*WORK TO COMPLETE*
Reproduce the records from the first line through the line containing "member-slot: 9. — [850, 300, 861, 315]", both included, swapping every "officer-label" for "role-label" and leaving everything else unchanged.

*MATERIAL FOR THIS EXERCISE*
---*---
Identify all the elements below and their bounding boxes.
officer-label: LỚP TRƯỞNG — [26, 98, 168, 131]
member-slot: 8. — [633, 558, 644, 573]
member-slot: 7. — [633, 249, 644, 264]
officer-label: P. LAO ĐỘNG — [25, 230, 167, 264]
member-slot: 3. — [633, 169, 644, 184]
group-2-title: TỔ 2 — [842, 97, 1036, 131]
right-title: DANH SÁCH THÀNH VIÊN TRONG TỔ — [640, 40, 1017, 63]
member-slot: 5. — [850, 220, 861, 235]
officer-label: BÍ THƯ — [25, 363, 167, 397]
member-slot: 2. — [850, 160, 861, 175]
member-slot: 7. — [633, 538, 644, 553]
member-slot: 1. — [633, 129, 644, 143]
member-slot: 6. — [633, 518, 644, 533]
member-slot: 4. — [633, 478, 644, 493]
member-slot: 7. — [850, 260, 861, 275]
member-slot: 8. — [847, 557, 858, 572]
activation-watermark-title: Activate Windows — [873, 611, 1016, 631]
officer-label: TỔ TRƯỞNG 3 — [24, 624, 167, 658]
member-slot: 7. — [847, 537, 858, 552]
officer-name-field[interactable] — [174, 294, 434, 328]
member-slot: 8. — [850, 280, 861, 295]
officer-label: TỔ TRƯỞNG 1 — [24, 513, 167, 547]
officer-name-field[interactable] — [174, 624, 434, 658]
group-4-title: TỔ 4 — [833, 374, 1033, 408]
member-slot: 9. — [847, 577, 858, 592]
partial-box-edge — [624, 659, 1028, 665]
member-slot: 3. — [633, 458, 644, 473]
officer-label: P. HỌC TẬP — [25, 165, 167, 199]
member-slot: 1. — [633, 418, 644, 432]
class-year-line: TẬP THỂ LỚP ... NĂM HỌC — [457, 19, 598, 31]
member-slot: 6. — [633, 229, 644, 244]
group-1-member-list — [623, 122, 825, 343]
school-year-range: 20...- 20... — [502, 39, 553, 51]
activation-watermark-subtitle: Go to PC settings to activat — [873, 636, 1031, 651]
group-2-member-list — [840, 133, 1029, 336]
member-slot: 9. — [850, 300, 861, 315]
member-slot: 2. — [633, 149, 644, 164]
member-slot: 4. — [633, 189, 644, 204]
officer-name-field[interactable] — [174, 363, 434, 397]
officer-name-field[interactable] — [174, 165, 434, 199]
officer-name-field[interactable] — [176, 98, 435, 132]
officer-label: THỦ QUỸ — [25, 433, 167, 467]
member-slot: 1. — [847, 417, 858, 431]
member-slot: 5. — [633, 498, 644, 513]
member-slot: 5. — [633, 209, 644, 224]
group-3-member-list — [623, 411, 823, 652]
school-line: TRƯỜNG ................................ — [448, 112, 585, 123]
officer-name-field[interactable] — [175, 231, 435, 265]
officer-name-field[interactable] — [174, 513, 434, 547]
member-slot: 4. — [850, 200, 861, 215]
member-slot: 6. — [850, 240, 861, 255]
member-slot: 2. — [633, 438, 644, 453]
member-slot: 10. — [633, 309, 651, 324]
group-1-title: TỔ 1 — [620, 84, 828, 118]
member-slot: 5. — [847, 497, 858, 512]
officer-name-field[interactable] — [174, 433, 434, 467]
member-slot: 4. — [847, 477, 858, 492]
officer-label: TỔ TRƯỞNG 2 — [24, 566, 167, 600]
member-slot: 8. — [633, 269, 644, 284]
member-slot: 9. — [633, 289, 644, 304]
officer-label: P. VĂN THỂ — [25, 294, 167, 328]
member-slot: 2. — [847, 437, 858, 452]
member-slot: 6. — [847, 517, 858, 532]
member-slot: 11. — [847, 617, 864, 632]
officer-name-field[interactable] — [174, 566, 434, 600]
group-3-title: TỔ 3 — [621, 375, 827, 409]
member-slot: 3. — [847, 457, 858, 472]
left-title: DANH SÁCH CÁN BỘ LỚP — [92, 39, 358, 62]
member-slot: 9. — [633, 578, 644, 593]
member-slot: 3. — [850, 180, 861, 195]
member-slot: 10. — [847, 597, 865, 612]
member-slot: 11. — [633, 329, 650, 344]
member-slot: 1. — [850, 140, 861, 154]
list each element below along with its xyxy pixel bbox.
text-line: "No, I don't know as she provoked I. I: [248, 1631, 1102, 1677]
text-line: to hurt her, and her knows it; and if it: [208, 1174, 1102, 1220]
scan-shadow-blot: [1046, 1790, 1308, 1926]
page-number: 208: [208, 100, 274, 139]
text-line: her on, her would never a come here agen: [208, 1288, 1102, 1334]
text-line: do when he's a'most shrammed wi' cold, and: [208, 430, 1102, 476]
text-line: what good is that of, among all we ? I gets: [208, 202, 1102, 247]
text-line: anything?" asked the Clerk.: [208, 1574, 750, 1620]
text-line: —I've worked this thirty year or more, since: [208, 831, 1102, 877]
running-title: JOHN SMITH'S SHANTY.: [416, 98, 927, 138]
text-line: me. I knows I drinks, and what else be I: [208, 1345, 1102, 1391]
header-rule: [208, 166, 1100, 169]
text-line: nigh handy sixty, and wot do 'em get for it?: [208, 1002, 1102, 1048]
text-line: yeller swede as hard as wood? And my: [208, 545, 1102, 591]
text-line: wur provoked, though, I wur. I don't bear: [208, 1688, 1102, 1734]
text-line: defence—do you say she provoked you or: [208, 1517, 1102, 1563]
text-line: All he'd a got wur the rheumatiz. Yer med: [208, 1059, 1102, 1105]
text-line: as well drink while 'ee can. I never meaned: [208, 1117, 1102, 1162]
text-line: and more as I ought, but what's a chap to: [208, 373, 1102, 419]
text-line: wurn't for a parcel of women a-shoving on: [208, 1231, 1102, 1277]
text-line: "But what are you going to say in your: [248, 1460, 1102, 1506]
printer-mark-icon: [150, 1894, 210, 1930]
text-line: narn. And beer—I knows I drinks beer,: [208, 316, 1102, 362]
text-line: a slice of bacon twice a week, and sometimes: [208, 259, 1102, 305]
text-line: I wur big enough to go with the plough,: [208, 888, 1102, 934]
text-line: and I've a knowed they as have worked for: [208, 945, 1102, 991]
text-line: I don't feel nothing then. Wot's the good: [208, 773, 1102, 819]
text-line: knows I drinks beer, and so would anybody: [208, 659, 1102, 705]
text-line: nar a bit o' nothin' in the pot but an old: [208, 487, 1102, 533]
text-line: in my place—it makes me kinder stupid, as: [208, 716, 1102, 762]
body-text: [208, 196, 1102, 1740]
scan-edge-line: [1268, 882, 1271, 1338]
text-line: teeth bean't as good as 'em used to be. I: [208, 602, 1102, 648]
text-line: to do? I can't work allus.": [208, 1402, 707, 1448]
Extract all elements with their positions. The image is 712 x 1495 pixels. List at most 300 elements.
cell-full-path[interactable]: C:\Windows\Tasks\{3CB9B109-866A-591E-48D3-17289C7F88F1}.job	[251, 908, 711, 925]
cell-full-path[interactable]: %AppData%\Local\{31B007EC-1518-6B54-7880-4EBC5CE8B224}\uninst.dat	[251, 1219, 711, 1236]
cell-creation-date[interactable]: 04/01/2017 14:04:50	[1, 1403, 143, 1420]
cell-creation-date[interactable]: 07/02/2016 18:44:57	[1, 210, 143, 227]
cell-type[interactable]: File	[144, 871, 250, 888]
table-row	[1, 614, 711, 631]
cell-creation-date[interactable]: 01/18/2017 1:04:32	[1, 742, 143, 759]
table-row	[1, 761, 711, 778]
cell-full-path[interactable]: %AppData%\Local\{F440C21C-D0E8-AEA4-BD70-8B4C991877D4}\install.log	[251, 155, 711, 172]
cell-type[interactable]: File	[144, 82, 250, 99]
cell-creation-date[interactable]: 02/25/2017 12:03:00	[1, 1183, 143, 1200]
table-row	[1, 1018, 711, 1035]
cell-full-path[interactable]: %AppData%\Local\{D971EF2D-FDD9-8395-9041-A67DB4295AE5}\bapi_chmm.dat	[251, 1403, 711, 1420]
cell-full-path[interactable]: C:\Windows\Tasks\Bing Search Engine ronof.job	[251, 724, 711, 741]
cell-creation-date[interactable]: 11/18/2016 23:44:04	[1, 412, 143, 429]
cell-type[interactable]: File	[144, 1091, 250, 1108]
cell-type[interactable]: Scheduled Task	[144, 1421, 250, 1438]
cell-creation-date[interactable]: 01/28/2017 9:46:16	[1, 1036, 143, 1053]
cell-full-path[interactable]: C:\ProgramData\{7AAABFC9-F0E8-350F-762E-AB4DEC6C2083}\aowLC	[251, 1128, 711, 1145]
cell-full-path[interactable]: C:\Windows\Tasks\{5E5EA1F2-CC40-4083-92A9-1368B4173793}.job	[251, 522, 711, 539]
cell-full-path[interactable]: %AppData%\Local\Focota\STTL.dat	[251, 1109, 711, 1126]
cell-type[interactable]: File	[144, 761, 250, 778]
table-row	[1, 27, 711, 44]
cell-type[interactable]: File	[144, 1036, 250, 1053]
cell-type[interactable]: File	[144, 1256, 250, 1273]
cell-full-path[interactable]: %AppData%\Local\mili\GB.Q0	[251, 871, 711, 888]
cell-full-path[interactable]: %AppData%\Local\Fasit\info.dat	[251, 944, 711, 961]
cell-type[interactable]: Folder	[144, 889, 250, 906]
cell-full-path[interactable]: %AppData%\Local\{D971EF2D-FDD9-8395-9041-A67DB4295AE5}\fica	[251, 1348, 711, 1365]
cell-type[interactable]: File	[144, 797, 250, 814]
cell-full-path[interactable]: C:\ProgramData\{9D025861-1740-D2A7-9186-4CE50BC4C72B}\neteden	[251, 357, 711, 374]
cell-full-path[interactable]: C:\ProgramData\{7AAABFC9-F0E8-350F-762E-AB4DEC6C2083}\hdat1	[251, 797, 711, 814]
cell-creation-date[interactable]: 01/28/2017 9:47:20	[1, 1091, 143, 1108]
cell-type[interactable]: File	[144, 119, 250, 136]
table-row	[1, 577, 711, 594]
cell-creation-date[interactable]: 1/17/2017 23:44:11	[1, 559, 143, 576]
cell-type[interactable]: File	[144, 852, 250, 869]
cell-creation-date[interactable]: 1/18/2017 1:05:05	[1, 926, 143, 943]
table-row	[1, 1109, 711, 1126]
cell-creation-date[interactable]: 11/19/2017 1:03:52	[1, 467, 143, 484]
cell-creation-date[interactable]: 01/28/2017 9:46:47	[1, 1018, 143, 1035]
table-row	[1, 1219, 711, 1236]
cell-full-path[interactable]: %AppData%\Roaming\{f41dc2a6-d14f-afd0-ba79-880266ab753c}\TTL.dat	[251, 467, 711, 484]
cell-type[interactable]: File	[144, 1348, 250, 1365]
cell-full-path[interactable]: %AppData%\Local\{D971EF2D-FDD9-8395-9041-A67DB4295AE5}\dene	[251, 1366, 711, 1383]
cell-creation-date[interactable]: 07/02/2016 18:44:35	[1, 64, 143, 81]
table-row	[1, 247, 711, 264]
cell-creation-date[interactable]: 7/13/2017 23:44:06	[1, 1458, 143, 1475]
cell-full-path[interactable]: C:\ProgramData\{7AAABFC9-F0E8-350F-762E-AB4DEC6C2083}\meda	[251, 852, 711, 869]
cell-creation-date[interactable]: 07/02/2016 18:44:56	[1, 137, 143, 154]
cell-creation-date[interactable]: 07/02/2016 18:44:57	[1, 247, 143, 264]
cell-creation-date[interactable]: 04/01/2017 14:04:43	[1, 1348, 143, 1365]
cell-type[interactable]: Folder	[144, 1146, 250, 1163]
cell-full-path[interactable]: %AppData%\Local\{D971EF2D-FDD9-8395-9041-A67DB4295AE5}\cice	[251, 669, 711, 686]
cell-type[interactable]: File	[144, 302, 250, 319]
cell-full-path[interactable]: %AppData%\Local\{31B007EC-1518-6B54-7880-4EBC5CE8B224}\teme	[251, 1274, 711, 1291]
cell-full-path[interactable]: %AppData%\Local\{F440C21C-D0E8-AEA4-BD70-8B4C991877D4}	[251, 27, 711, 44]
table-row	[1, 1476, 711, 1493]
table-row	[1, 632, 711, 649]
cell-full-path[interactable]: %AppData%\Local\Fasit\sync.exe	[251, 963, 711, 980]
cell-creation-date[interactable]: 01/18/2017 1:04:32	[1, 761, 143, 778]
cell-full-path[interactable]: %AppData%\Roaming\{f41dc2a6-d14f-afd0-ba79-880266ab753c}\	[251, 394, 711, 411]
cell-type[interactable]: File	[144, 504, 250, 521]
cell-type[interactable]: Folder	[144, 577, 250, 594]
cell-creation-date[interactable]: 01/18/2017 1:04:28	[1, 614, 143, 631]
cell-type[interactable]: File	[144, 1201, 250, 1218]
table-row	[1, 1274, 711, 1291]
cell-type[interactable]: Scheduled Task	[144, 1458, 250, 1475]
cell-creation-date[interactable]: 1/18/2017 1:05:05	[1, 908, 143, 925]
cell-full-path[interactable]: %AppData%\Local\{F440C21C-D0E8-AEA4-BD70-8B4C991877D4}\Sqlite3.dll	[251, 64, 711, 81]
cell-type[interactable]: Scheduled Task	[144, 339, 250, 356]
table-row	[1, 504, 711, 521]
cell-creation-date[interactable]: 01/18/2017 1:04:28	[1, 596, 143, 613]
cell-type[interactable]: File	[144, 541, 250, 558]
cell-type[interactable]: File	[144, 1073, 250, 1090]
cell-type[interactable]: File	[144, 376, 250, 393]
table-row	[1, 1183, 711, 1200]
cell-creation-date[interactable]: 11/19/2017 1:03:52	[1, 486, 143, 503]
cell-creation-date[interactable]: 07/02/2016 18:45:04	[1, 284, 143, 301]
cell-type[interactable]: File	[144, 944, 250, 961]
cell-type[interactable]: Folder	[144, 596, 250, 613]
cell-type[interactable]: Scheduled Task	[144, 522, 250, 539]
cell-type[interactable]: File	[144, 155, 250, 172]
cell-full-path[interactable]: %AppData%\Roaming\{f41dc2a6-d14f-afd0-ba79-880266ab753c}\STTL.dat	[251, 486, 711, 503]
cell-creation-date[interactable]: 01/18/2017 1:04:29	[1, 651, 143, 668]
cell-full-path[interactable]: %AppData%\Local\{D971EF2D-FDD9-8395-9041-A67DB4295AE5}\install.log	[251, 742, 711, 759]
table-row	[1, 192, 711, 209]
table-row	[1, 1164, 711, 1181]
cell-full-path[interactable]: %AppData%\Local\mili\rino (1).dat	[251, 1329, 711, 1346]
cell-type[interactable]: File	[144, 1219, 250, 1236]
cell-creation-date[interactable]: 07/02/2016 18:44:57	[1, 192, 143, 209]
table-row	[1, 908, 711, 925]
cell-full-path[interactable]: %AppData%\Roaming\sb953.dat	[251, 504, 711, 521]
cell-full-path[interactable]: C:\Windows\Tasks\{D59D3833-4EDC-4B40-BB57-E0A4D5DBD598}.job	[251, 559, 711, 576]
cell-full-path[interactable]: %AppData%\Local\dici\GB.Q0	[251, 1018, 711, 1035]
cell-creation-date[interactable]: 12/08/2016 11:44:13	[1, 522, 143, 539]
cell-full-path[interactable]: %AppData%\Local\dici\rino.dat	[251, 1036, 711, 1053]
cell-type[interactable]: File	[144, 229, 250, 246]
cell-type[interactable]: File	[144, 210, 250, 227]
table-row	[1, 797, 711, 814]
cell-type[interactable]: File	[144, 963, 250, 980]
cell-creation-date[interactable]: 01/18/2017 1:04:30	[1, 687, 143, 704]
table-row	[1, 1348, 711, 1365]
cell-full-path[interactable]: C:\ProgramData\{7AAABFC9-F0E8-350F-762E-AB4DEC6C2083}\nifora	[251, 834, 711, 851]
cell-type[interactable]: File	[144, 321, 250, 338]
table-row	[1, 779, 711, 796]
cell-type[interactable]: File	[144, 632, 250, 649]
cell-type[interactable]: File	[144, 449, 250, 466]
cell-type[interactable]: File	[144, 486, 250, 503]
---*---
*TASK RESULT*
Identify all the elements below and their bounding boxes.
role-label: LỚP TRƯỞNG — [26, 98, 168, 131]
member-slot: 8. — [633, 558, 644, 573]
member-slot: 7. — [633, 249, 644, 264]
role-label: P. LAO ĐỘNG — [25, 230, 167, 264]
member-slot: 3. — [633, 169, 644, 184]
group-2-title: TỔ 2 — [842, 97, 1036, 131]
right-title: DANH SÁCH THÀNH VIÊN TRONG TỔ — [640, 40, 1017, 63]
member-slot: 5. — [850, 220, 861, 235]
role-label: BÍ THƯ — [25, 363, 167, 397]
member-slot: 2. — [850, 160, 861, 175]
member-slot: 7. — [633, 538, 644, 553]
member-slot: 1. — [633, 129, 644, 143]
member-slot: 6. — [633, 518, 644, 533]
member-slot: 4. — [633, 478, 644, 493]
member-slot: 7. — [850, 260, 861, 275]
member-slot: 8. — [847, 557, 858, 572]
activation-watermark-title: Activate Windows — [873, 611, 1016, 631]
role-label: TỔ TRƯỞNG 3 — [24, 624, 167, 658]
member-slot: 7. — [847, 537, 858, 552]
officer-name-field[interactable] — [174, 294, 434, 328]
member-slot: 8. — [850, 280, 861, 295]
role-label: TỔ TRƯỞNG 1 — [24, 513, 167, 547]
officer-name-field[interactable] — [174, 624, 434, 658]
group-4-title: TỔ 4 — [833, 374, 1033, 408]
member-slot: 9. — [847, 577, 858, 592]
partial-box-edge — [624, 659, 1028, 665]
member-slot: 3. — [633, 458, 644, 473]
role-label: P. HỌC TẬP — [25, 165, 167, 199]
member-slot: 1. — [633, 418, 644, 432]
class-year-line: TẬP THỂ LỚP ... NĂM HỌC — [457, 19, 598, 31]
member-slot: 6. — [633, 229, 644, 244]
group-1-member-list — [623, 122, 825, 343]
school-year-range: 20...- 20... — [502, 39, 553, 51]
activation-watermark-subtitle: Go to PC settings to activat — [873, 636, 1031, 651]
group-2-member-list — [840, 133, 1029, 336]
member-slot: 9. — [850, 300, 861, 315]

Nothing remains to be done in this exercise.